• [Given data]:

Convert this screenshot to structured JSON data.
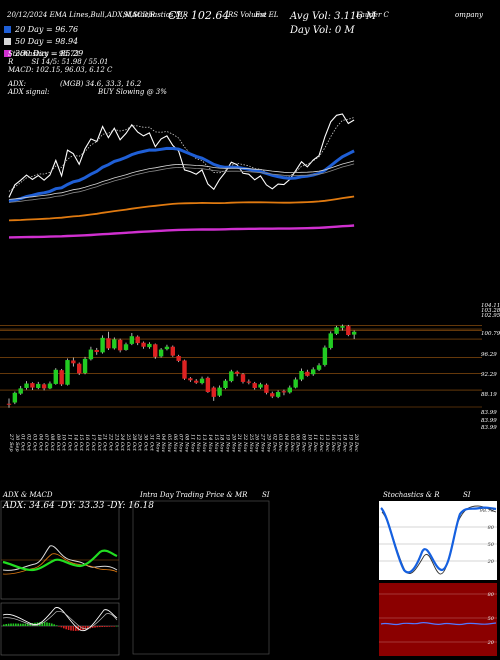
{
  "header": {
    "date": "20/12/2024",
    "ema": "EMA Lines,Bull,ADX,MACD,R",
    "si": "SI,Stochastics,MR",
    "rs": "RS Volume EL",
    "ticker_fragment": "Est",
    "company_fragment": "Lauder C",
    "company_fragment2": "ompany",
    "cl": "CL: 102.64",
    "avg_vol": "Avg Vol: 3.116  M",
    "day_vol": "Day Vol: 0   M"
  },
  "legend": [
    {
      "label": "20  Day = 96.76",
      "color": "#1f5fd6"
    },
    {
      "label": "50  Day = 98.94",
      "color": "#d8d8d8"
    },
    {
      "label": "200  Day = 85.29",
      "color": "#d030d0"
    }
  ],
  "indicators": {
    "stochastics": "Stochastics = 98.73",
    "r": "R",
    "si_line": "SI 14/5: 51.98  / 55.01",
    "macd": "MACD: 102.15,  96.03,  6.12  C",
    "adx_label": "ADX:",
    "adx_values": "(MGB) 34.6,  33.3,  16.2",
    "adx_signal_label": "ADX  signal:",
    "adx_signal": "BUY Slowing @ 3%"
  },
  "price_labels": [
    "104.11",
    "103.28",
    "102.95",
    "100.79",
    "96.29",
    "92.29",
    "88.19",
    "83.99",
    "83.99",
    "83.99"
  ],
  "date_labels": [
    "27 Sep",
    "30 Sep",
    "01 Oct",
    "02 Oct",
    "03 Oct",
    "04 Oct",
    "07 Oct",
    "08 Oct",
    "09 Oct",
    "10 Oct",
    "11 Oct",
    "14 Oct",
    "15 Oct",
    "16 Oct",
    "17 Oct",
    "18 Oct",
    "21 Oct",
    "22 Oct",
    "23 Oct",
    "24 Oct",
    "25 Oct",
    "28 Oct",
    "29 Oct",
    "30 Oct",
    "31 Oct",
    "01 Nov",
    "04 Nov",
    "05 Nov",
    "06 Nov",
    "07 Nov",
    "08 Nov",
    "11 Nov",
    "12 Nov",
    "13 Nov",
    "14 Nov",
    "15 Nov",
    "18 Nov",
    "19 Nov",
    "20 Nov",
    "21 Nov",
    "22 Nov",
    "25 Nov",
    "26 Nov",
    "27 Nov",
    "29 Nov",
    "02 Dec",
    "03 Dec",
    "04 Dec",
    "05 Dec",
    "06 Dec",
    "09 Dec",
    "10 Dec",
    "11 Dec",
    "12 Dec",
    "13 Dec",
    "16 Dec",
    "17 Dec",
    "18 Dec",
    "19 Dec",
    "20 Dec"
  ],
  "panels": {
    "adx_title": "ADX  & MACD",
    "adx_values": "ADX: 34.64  -DY: 33.33  -DY: 16.18",
    "intra_title": "Intra  Day Trading Price  & MR",
    "intra_si": "SI",
    "stoch_title": "Stochastics & R",
    "stoch_si": "SI",
    "stoch_ticks": [
      "98.73",
      "80",
      "50",
      "20"
    ],
    "si_ticks": [
      "80",
      "50",
      "20"
    ]
  },
  "colors": {
    "up": "#22cc22",
    "down": "#dd2222",
    "ema20": "#1f5fd6",
    "ema50": "#d8d8d8",
    "ema200": "#d030d0",
    "ema100": "#e07a10",
    "grid": "#a05a10",
    "si_bg": "#8b0000"
  },
  "chart_data": {
    "type": "candlestick",
    "x": [
      "27 Sep",
      "30 Sep",
      "01 Oct",
      "02 Oct",
      "03 Oct",
      "04 Oct",
      "07 Oct",
      "08 Oct",
      "09 Oct",
      "10 Oct",
      "11 Oct",
      "14 Oct",
      "15 Oct",
      "16 Oct",
      "17 Oct",
      "18 Oct",
      "21 Oct",
      "22 Oct",
      "23 Oct",
      "24 Oct",
      "25 Oct",
      "28 Oct",
      "29 Oct",
      "30 Oct",
      "31 Oct",
      "01 Nov",
      "04 Nov",
      "05 Nov",
      "06 Nov",
      "07 Nov",
      "08 Nov",
      "11 Nov",
      "12 Nov",
      "13 Nov",
      "14 Nov",
      "15 Nov",
      "18 Nov",
      "19 Nov",
      "20 Nov",
      "21 Nov",
      "22 Nov",
      "25 Nov",
      "26 Nov",
      "27 Nov",
      "29 Nov",
      "02 Dec",
      "03 Dec",
      "04 Dec",
      "05 Dec",
      "06 Dec",
      "09 Dec",
      "10 Dec",
      "11 Dec",
      "12 Dec",
      "13 Dec",
      "16 Dec",
      "17 Dec",
      "18 Dec",
      "19 Dec",
      "20 Dec"
    ],
    "series": [
      {
        "open": 84.8,
        "close": 84.6,
        "high": 86.1,
        "low": 83.8
      },
      {
        "open": 85.1,
        "close": 87.5,
        "high": 87.8,
        "low": 84.7
      },
      {
        "open": 87.3,
        "close": 88.6,
        "high": 89.2,
        "low": 87.0
      },
      {
        "open": 88.7,
        "close": 89.8,
        "high": 90.4,
        "low": 88.3
      },
      {
        "open": 89.9,
        "close": 88.8,
        "high": 90.1,
        "low": 88.2
      },
      {
        "open": 88.7,
        "close": 89.7,
        "high": 90.2,
        "low": 88.4
      },
      {
        "open": 89.6,
        "close": 88.6,
        "high": 89.9,
        "low": 88.1
      },
      {
        "open": 88.6,
        "close": 89.8,
        "high": 90.3,
        "low": 88.4
      },
      {
        "open": 89.7,
        "close": 93.2,
        "high": 93.6,
        "low": 89.5
      },
      {
        "open": 93.1,
        "close": 89.6,
        "high": 93.4,
        "low": 89.2
      },
      {
        "open": 89.5,
        "close": 95.6,
        "high": 96.0,
        "low": 89.3
      },
      {
        "open": 95.5,
        "close": 94.8,
        "high": 96.2,
        "low": 94.0
      },
      {
        "open": 94.7,
        "close": 92.3,
        "high": 95.0,
        "low": 91.9
      },
      {
        "open": 92.4,
        "close": 95.9,
        "high": 96.4,
        "low": 92.1
      },
      {
        "open": 95.8,
        "close": 98.2,
        "high": 98.9,
        "low": 95.5
      },
      {
        "open": 98.1,
        "close": 97.6,
        "high": 98.6,
        "low": 96.9
      },
      {
        "open": 97.5,
        "close": 101.1,
        "high": 101.7,
        "low": 97.2
      },
      {
        "open": 101.0,
        "close": 98.5,
        "high": 102.6,
        "low": 98.1
      },
      {
        "open": 98.5,
        "close": 100.7,
        "high": 101.2,
        "low": 98.2
      },
      {
        "open": 100.6,
        "close": 98.0,
        "high": 100.9,
        "low": 97.5
      },
      {
        "open": 98.1,
        "close": 99.5,
        "high": 99.9,
        "low": 97.9
      },
      {
        "open": 99.6,
        "close": 101.5,
        "high": 102.3,
        "low": 99.3
      },
      {
        "open": 101.4,
        "close": 99.8,
        "high": 101.7,
        "low": 99.3
      },
      {
        "open": 99.9,
        "close": 98.9,
        "high": 100.2,
        "low": 98.4
      },
      {
        "open": 98.8,
        "close": 99.6,
        "high": 100.0,
        "low": 98.4
      },
      {
        "open": 99.5,
        "close": 96.4,
        "high": 99.7,
        "low": 95.9
      },
      {
        "open": 96.5,
        "close": 98.2,
        "high": 98.6,
        "low": 96.2
      },
      {
        "open": 98.3,
        "close": 98.9,
        "high": 99.4,
        "low": 98.0
      },
      {
        "open": 98.9,
        "close": 96.7,
        "high": 99.2,
        "low": 96.4
      },
      {
        "open": 96.6,
        "close": 95.4,
        "high": 96.9,
        "low": 95.1
      },
      {
        "open": 95.5,
        "close": 91.0,
        "high": 95.7,
        "low": 90.7
      },
      {
        "open": 91.1,
        "close": 90.6,
        "high": 91.4,
        "low": 90.2
      },
      {
        "open": 90.5,
        "close": 90.0,
        "high": 90.9,
        "low": 89.7
      },
      {
        "open": 89.9,
        "close": 91.0,
        "high": 91.5,
        "low": 89.6
      },
      {
        "open": 91.2,
        "close": 87.7,
        "high": 91.5,
        "low": 87.5
      },
      {
        "open": 88.8,
        "close": 86.5,
        "high": 89.1,
        "low": 85.5
      },
      {
        "open": 86.8,
        "close": 88.8,
        "high": 89.3,
        "low": 86.5
      },
      {
        "open": 88.7,
        "close": 90.5,
        "high": 90.9,
        "low": 88.4
      },
      {
        "open": 90.4,
        "close": 92.8,
        "high": 93.2,
        "low": 90.1
      },
      {
        "open": 92.7,
        "close": 92.2,
        "high": 93.0,
        "low": 91.6
      },
      {
        "open": 92.1,
        "close": 90.2,
        "high": 92.4,
        "low": 89.8
      },
      {
        "open": 90.3,
        "close": 90.0,
        "high": 90.8,
        "low": 89.6
      },
      {
        "open": 89.9,
        "close": 88.7,
        "high": 90.2,
        "low": 88.3
      },
      {
        "open": 88.8,
        "close": 89.6,
        "high": 90.0,
        "low": 88.4
      },
      {
        "open": 89.5,
        "close": 87.5,
        "high": 89.8,
        "low": 87.1
      },
      {
        "open": 87.4,
        "close": 86.6,
        "high": 87.8,
        "low": 86.2
      },
      {
        "open": 86.5,
        "close": 87.7,
        "high": 88.1,
        "low": 86.2
      },
      {
        "open": 87.9,
        "close": 87.6,
        "high": 88.3,
        "low": 86.9
      },
      {
        "open": 87.6,
        "close": 88.8,
        "high": 89.3,
        "low": 87.3
      },
      {
        "open": 88.8,
        "close": 90.8,
        "high": 91.3,
        "low": 88.6
      },
      {
        "open": 90.8,
        "close": 92.9,
        "high": 93.5,
        "low": 90.4
      },
      {
        "open": 92.7,
        "close": 91.7,
        "high": 93.2,
        "low": 91.5
      },
      {
        "open": 92.1,
        "close": 93.3,
        "high": 93.8,
        "low": 91.7
      },
      {
        "open": 93.2,
        "close": 94.3,
        "high": 94.8,
        "low": 92.9
      },
      {
        "open": 94.4,
        "close": 98.7,
        "high": 99.2,
        "low": 94.0
      },
      {
        "open": 98.6,
        "close": 102.2,
        "high": 102.7,
        "low": 98.2
      },
      {
        "open": 102.1,
        "close": 103.7,
        "high": 104.1,
        "low": 101.8
      },
      {
        "open": 103.6,
        "close": 104.0,
        "high": 104.4,
        "low": 102.9
      },
      {
        "open": 104.0,
        "close": 101.8,
        "high": 104.3,
        "low": 101.5
      },
      {
        "open": 101.9,
        "close": 102.6,
        "high": 102.9,
        "low": 100.8
      }
    ],
    "ylim": [
      80.9,
      106.5
    ]
  }
}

• [The task]:
Find every line that holds "Stochastics" and copy it.

• [Exercise output]:
    "si": "SI,Stochastics,MR",
    "stochastics": "Stochastics = 98.73",
    "stoch_title": "Stochastics & R",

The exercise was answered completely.